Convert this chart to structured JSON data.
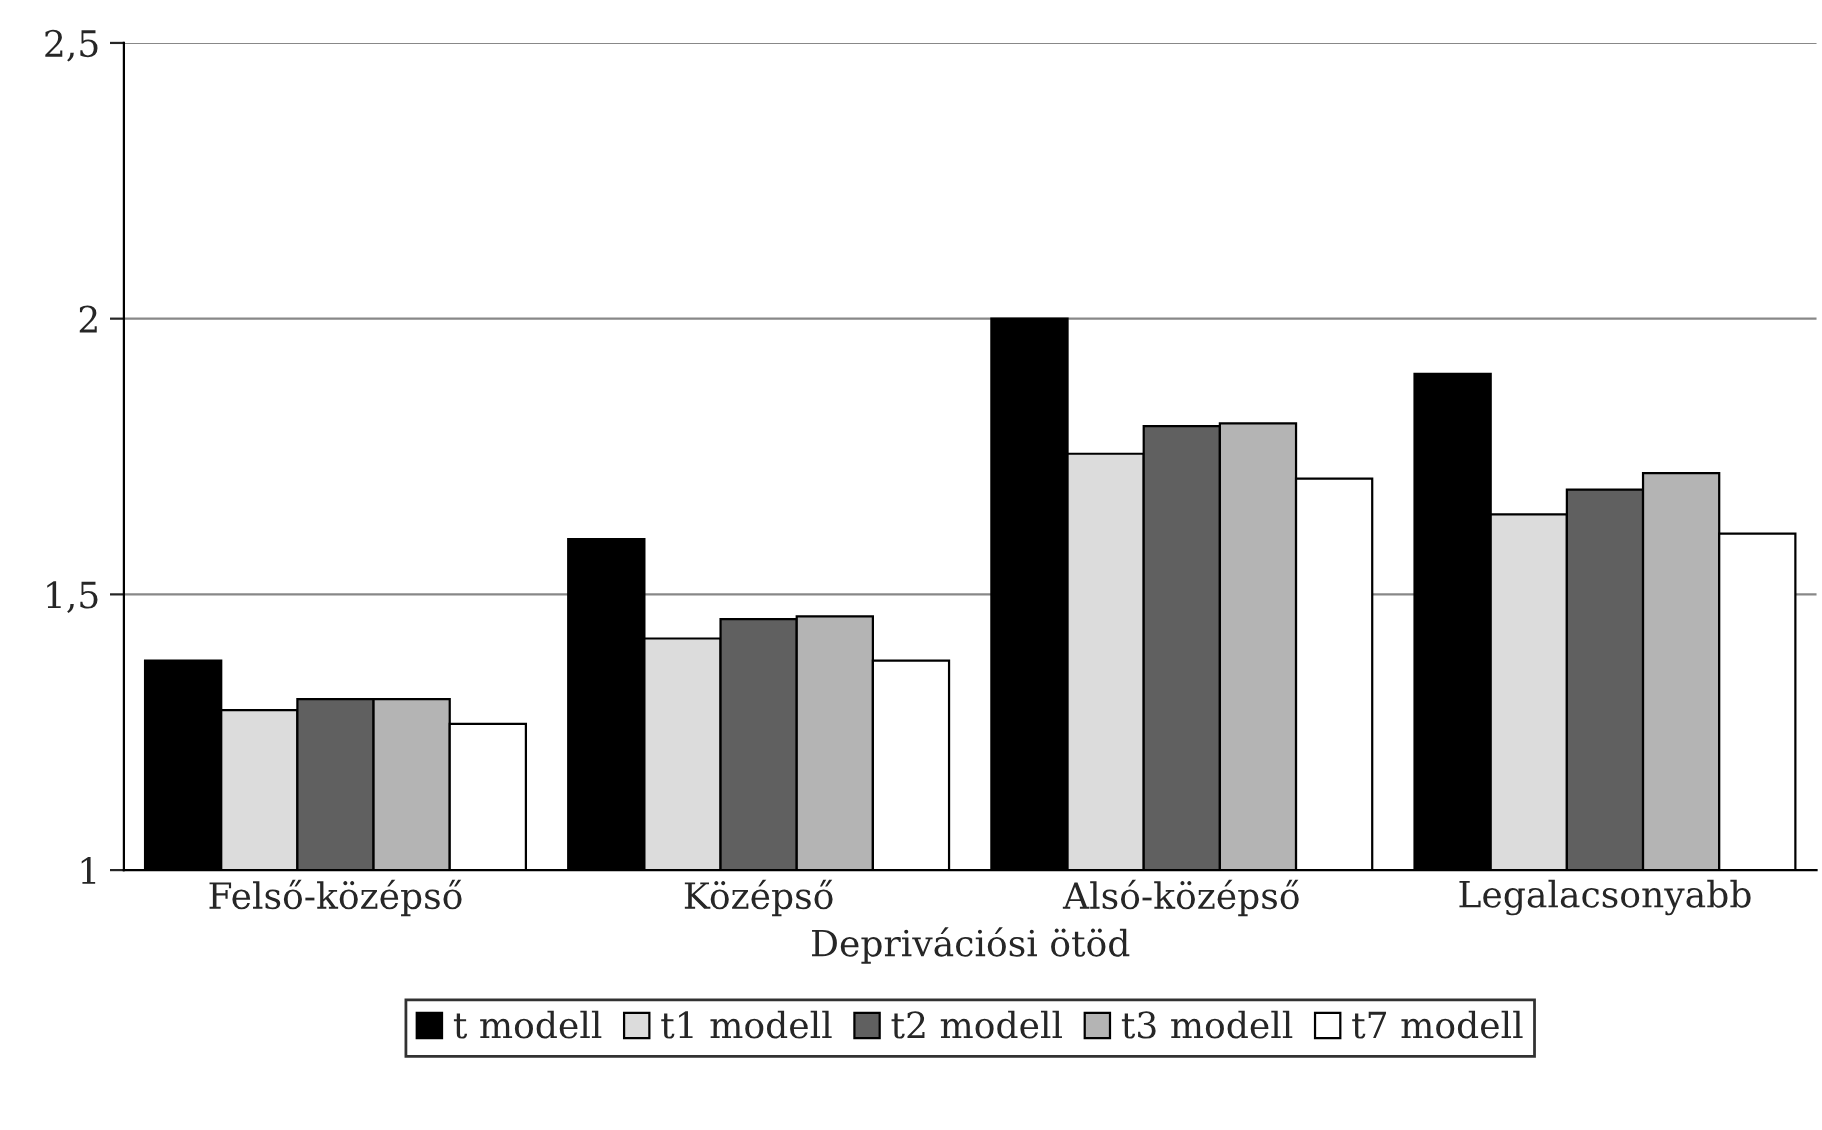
{
  "chart_data": {
    "type": "bar",
    "xlabel": "Deprivációsi ötöd",
    "categories": [
      "Felső-középső",
      "Középső",
      "Alsó-középső",
      "Legalacsonyabb"
    ],
    "series": [
      {
        "name": "t modell",
        "color": "#000000",
        "values": [
          1.38,
          1.6,
          2.0,
          1.9
        ]
      },
      {
        "name": "t1 modell",
        "color": "#dcdcdc",
        "values": [
          1.29,
          1.42,
          1.755,
          1.645
        ]
      },
      {
        "name": "t2 modell",
        "color": "#606060",
        "values": [
          1.31,
          1.455,
          1.805,
          1.69
        ]
      },
      {
        "name": "t3 modell",
        "color": "#b4b4b4",
        "values": [
          1.31,
          1.46,
          1.81,
          1.72
        ]
      },
      {
        "name": "t7 modell",
        "color": "#ffffff",
        "values": [
          1.265,
          1.38,
          1.71,
          1.61
        ]
      }
    ],
    "ylim": [
      1,
      2.5
    ],
    "yticks": [
      1,
      {
        "value": 1.5,
        "label": "1,5"
      },
      2,
      {
        "value": 2.5,
        "label": "2,5"
      }
    ],
    "grid": "y",
    "legend": "bottom"
  }
}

§

_WHAT IS ASKED_. Each line of the data is to be duplicated exactly; pictures stay out of the copy.

_FINISHED EXERCISE_.
Convert this chart to structured JSON data.
{
  "chart_data": {
    "type": "bar",
    "xlabel": "Deprivációsi ötöd",
    "categories": [
      "Felső-középső",
      "Középső",
      "Alsó-középső",
      "Legalacsonyabb"
    ],
    "series": [
      {
        "name": "t modell",
        "color": "#000000",
        "values": [
          1.38,
          1.6,
          2.0,
          1.9
        ]
      },
      {
        "name": "t1 modell",
        "color": "#dcdcdc",
        "values": [
          1.29,
          1.42,
          1.755,
          1.645
        ]
      },
      {
        "name": "t2 modell",
        "color": "#606060",
        "values": [
          1.31,
          1.455,
          1.805,
          1.69
        ]
      },
      {
        "name": "t3 modell",
        "color": "#b4b4b4",
        "values": [
          1.31,
          1.46,
          1.81,
          1.72
        ]
      },
      {
        "name": "t7 modell",
        "color": "#ffffff",
        "values": [
          1.265,
          1.38,
          1.71,
          1.61
        ]
      }
    ],
    "ylim": [
      1,
      2.5
    ],
    "yticks": [
      1,
      {
        "value": 1.5,
        "label": "1,5"
      },
      2,
      {
        "value": 2.5,
        "label": "2,5"
      }
    ],
    "grid": "y",
    "legend": "bottom"
  }
}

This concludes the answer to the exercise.